Material shown:
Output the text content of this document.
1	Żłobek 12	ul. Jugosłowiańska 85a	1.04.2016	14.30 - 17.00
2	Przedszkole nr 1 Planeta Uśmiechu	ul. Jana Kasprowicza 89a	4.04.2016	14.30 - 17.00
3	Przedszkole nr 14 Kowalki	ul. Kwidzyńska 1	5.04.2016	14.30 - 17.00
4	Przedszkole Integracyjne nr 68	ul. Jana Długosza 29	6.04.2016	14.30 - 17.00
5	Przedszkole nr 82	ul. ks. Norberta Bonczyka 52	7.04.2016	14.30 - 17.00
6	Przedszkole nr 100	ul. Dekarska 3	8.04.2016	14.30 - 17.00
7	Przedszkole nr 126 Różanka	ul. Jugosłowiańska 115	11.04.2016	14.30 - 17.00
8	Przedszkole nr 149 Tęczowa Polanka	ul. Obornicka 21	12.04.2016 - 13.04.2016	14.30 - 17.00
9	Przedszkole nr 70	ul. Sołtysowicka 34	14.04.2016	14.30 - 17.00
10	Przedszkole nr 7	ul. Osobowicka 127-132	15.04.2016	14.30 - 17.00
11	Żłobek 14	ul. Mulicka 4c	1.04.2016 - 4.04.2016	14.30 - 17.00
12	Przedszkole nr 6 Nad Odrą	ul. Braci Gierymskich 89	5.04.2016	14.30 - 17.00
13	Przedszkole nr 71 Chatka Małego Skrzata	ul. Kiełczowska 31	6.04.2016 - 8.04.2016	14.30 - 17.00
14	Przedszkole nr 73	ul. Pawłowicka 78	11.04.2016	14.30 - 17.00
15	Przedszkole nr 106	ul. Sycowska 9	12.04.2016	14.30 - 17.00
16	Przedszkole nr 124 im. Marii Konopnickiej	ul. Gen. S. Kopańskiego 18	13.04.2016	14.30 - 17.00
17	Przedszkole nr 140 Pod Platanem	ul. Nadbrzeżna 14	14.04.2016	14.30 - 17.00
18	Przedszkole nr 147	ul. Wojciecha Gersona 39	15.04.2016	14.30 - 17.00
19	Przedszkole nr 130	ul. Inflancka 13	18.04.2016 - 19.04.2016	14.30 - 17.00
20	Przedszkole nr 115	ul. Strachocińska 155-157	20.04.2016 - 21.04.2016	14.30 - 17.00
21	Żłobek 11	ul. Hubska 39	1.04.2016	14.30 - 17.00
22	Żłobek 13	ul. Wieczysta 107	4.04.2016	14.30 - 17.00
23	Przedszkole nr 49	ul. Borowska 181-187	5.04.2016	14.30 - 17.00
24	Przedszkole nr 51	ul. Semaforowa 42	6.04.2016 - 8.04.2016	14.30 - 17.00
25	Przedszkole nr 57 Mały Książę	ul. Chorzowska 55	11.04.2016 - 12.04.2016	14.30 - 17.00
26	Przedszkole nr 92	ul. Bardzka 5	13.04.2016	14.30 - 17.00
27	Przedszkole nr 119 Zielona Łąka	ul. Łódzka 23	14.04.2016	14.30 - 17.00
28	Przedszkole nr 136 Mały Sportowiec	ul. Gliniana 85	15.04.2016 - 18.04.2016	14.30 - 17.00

Exercise goal: State how many lines of the records above contain the word "Żłobek", and give only that number.

Answer to this exercise: 4